[Extracted lines]
══════════
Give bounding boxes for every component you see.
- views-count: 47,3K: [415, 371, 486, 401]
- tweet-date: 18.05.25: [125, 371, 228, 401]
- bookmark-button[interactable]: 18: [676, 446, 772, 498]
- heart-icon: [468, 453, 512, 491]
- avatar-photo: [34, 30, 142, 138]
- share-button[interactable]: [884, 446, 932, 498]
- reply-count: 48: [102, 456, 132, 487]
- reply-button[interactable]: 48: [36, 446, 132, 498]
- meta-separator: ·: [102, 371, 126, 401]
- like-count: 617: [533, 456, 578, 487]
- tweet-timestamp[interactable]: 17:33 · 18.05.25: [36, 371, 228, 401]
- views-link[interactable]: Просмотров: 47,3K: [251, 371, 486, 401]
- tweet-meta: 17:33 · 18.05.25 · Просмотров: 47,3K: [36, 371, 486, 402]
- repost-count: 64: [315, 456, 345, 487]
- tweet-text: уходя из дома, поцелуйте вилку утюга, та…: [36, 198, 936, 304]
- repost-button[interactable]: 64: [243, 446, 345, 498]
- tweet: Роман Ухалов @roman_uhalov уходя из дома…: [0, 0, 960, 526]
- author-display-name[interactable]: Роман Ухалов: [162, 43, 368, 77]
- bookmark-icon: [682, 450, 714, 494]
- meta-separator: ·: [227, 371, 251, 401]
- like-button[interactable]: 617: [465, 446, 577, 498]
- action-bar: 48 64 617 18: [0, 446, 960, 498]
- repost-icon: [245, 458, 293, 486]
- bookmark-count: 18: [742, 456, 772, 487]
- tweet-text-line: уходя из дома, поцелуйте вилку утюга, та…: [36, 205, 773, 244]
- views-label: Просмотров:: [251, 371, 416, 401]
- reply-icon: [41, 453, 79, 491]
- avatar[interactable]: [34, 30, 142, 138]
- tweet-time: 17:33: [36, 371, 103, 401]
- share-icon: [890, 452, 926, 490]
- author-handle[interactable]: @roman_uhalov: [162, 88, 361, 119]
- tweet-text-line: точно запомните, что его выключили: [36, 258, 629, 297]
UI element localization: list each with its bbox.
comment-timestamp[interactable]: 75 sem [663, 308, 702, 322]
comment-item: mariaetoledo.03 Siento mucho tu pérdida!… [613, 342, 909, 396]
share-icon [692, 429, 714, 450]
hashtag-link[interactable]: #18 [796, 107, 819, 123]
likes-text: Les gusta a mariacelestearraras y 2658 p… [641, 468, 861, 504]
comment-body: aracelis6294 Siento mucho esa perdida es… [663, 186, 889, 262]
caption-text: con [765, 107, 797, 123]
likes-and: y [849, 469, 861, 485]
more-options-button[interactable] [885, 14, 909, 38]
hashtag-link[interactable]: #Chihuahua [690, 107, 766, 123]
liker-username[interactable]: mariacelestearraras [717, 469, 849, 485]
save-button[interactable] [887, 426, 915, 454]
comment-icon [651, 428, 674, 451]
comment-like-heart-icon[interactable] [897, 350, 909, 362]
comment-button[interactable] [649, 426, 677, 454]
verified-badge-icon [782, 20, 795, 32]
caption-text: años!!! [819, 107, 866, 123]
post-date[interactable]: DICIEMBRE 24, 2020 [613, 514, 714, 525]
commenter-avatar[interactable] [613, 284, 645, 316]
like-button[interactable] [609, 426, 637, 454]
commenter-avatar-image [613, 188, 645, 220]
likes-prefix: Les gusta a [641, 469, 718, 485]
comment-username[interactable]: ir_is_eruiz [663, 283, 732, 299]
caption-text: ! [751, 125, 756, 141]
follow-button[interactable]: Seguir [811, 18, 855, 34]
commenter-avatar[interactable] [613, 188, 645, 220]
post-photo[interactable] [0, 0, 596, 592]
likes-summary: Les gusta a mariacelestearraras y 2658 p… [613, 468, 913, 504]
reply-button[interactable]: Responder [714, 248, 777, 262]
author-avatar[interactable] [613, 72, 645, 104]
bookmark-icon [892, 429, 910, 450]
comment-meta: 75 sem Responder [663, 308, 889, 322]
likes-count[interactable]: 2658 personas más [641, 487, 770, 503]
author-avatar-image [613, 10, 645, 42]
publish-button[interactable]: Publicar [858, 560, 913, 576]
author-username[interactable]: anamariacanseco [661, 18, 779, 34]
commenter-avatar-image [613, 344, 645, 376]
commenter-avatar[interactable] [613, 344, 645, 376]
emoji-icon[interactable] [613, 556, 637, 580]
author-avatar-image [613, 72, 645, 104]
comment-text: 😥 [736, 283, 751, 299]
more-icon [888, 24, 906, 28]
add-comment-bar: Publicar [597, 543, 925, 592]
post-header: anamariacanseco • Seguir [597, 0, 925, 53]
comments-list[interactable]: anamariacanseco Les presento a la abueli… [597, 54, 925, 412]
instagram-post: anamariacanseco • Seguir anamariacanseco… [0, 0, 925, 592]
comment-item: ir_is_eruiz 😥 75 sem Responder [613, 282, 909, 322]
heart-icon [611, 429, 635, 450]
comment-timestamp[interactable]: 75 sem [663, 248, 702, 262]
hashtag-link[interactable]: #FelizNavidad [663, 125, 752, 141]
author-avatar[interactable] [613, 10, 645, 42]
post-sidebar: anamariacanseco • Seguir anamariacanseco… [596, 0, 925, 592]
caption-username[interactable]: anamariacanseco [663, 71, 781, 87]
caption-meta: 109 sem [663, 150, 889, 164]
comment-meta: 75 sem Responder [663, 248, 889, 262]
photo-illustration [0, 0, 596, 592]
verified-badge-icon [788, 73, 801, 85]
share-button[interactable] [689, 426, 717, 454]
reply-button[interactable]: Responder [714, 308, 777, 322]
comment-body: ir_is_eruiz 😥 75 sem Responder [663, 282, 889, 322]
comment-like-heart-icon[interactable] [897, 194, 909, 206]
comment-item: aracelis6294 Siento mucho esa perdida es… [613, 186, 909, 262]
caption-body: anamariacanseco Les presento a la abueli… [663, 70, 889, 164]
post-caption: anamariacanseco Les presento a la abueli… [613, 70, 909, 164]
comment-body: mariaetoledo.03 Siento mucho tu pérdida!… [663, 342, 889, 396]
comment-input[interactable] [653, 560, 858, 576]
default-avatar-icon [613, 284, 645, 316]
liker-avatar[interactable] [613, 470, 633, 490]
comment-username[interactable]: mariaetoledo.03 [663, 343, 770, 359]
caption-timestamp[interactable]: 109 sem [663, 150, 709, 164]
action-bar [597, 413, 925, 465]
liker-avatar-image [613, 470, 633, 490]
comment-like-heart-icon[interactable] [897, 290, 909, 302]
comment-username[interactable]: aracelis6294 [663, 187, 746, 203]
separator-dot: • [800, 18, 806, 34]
══════════
• TASK TO COMPLETE:
Put all the lines above into a numbered list, leaving out any blank lines.

• RESULT BELOW:
1. Give bounding boxes for every component you see.
2. - views-count: 47,3K: [415, 371, 486, 401]
3. - tweet-date: 18.05.25: [125, 371, 228, 401]
4. - bookmark-button[interactable]: 18: [676, 446, 772, 498]
5. - heart-icon: [468, 453, 512, 491]
6. - avatar-photo: [34, 30, 142, 138]
7. - share-button[interactable]: [884, 446, 932, 498]
8. - reply-count: 48: [102, 456, 132, 487]
9. - reply-button[interactable]: 48: [36, 446, 132, 498]
10. - meta-separator: ·: [102, 371, 126, 401]
11. - like-count: 617: [533, 456, 578, 487]
12. - tweet-timestamp[interactable]: 17:33 · 18.05.25: [36, 371, 228, 401]
13. - views-link[interactable]: Просмотров: 47,3K: [251, 371, 486, 401]
14. - tweet-meta: 17:33 · 18.05.25 · Просмотров: 47,3K: [36, 371, 486, 402]
15. - repost-count: 64: [315, 456, 345, 487]
16. - tweet-text: уходя из дома, поцелуйте вилку утюга, та…: [36, 198, 936, 304]
17. - repost-button[interactable]: 64: [243, 446, 345, 498]
18. - tweet: Роман Ухалов @roman_uhalov уходя из дома…: [0, 0, 960, 526]
19. - author-display-name[interactable]: Роман Ухалов: [162, 43, 368, 77]
20. - bookmark-icon: [682, 450, 714, 494]
21. - meta-separator: ·: [227, 371, 251, 401]
22. - like-button[interactable]: 617: [465, 446, 577, 498]
23. - action-bar: 48 64 617 18: [0, 446, 960, 498]
24. - repost-icon: [245, 458, 293, 486]
25. - bookmark-count: 18: [742, 456, 772, 487]
26. - tweet-text-line: уходя из дома, поцелуйте вилку утюга, та…: [36, 205, 773, 244]
27. - views-label: Просмотров:: [251, 371, 416, 401]
28. - reply-icon: [41, 453, 79, 491]
29. - avatar[interactable]: [34, 30, 142, 138]
30. - tweet-time: 17:33: [36, 371, 103, 401]
31. - share-icon: [890, 452, 926, 490]
32. - author-handle[interactable]: @roman_uhalov: [162, 88, 361, 119]
33. - tweet-text-line: точно запомните, что его выключили: [36, 258, 629, 297]
34. UI element localization: list each with its bbox.
35. comment-timestamp[interactable]: 75 sem [663, 308, 702, 322]
36. comment-item: mariaetoledo.03 Siento mucho tu pérdida!… [613, 342, 909, 396]
37. share-icon [692, 429, 714, 450]
38. hashtag-link[interactable]: #18 [796, 107, 819, 123]
39. likes-text: Les gusta a mariacelestearraras y 2658 p… [641, 468, 861, 504]
40. comment-body: aracelis6294 Siento mucho esa perdida es… [663, 186, 889, 262]
41. caption-text: con [765, 107, 797, 123]
42. likes-and: y [849, 469, 861, 485]
43. more-options-button[interactable] [885, 14, 909, 38]
44. hashtag-link[interactable]: #Chihuahua [690, 107, 766, 123]
45. liker-username[interactable]: mariacelestearraras [717, 469, 849, 485]
46. save-button[interactable] [887, 426, 915, 454]
47. comment-icon [651, 428, 674, 451]
48. comment-like-heart-icon[interactable] [897, 350, 909, 362]
49. comment-button[interactable] [649, 426, 677, 454]
50. verified-badge-icon [782, 20, 795, 32]
51. caption-text: años!!! [819, 107, 866, 123]
52. post-date[interactable]: DICIEMBRE 24, 2020 [613, 514, 714, 525]
53. commenter-avatar[interactable] [613, 284, 645, 316]
54. like-button[interactable] [609, 426, 637, 454]
55. commenter-avatar-image [613, 188, 645, 220]
56. likes-prefix: Les gusta a [641, 469, 718, 485]
57. comment-username[interactable]: ir_is_eruiz [663, 283, 732, 299]
58. caption-text: ! [751, 125, 756, 141]
59. follow-button[interactable]: Seguir [811, 18, 855, 34]
60. commenter-avatar[interactable] [613, 188, 645, 220]
61. post-photo[interactable] [0, 0, 596, 592]
62. likes-summary: Les gusta a mariacelestearraras y 2658 p… [613, 468, 913, 504]
63. reply-button[interactable]: Responder [714, 248, 777, 262]
64. author-avatar[interactable] [613, 72, 645, 104]
65. bookmark-icon [892, 429, 910, 450]
66. comment-meta: 75 sem Responder [663, 308, 889, 322]
67. likes-count[interactable]: 2658 personas más [641, 487, 770, 503]
68. author-avatar-image [613, 10, 645, 42]
69. publish-button[interactable]: Publicar [858, 560, 913, 576]
70. author-username[interactable]: anamariacanseco [661, 18, 779, 34]
71. commenter-avatar-image [613, 344, 645, 376]
72. commenter-avatar[interactable] [613, 344, 645, 376]
73. emoji-icon[interactable] [613, 556, 637, 580]
74. author-avatar-image [613, 72, 645, 104]
75. comment-text: 😥 [736, 283, 751, 299]
76. more-icon [888, 24, 906, 28]
77. add-comment-bar: Publicar [597, 543, 925, 592]
78. post-header: anamariacanseco • Seguir [597, 0, 925, 53]
79. comments-list[interactable]: anamariacanseco Les presento a la abueli… [597, 54, 925, 412]
80. instagram-post: anamariacanseco • Seguir anamariacanseco… [0, 0, 925, 592]
81. comment-item: ir_is_eruiz 😥 75 sem Responder [613, 282, 909, 322]
82. heart-icon [611, 429, 635, 450]
83. comment-timestamp[interactable]: 75 sem [663, 248, 702, 262]
84. hashtag-link[interactable]: #FelizNavidad [663, 125, 752, 141]
85. author-avatar[interactable] [613, 10, 645, 42]
86. post-sidebar: anamariacanseco • Seguir anamariacanseco… [596, 0, 925, 592]
87. caption-username[interactable]: anamariacanseco [663, 71, 781, 87]
88. caption-meta: 109 sem [663, 150, 889, 164]
89. comment-meta: 75 sem Responder [663, 248, 889, 262]
90. photo-illustration [0, 0, 596, 592]
91. verified-badge-icon [788, 73, 801, 85]
92. share-button[interactable] [689, 426, 717, 454]
93. reply-button[interactable]: Responder [714, 308, 777, 322]
94. comment-body: ir_is_eruiz 😥 75 sem Responder [663, 282, 889, 322]
95. comment-like-heart-icon[interactable] [897, 194, 909, 206]
96. comment-item: aracelis6294 Siento mucho esa perdida es… [613, 186, 909, 262]
97. caption-body: anamariacanseco Les presento a la abueli… [663, 70, 889, 164]
98. post-caption: anamariacanseco Les presento a la abueli… [613, 70, 909, 164]
99. comment-body: mariaetoledo.03 Siento mucho tu pérdida!… [663, 342, 889, 396]
100. comment-input[interactable] [653, 560, 858, 576]
101. default-avatar-icon [613, 284, 645, 316]
102. liker-avatar[interactable] [613, 470, 633, 490]
103. comment-username[interactable]: mariaetoledo.03 [663, 343, 770, 359]
104. caption-timestamp[interactable]: 109 sem [663, 150, 709, 164]
105. action-bar [597, 413, 925, 465]
106. liker-avatar-image [613, 470, 633, 490]
107. comment-like-heart-icon[interactable] [897, 290, 909, 302]
108. comment-username[interactable]: aracelis6294 [663, 187, 746, 203]
109. separator-dot: • [800, 18, 806, 34]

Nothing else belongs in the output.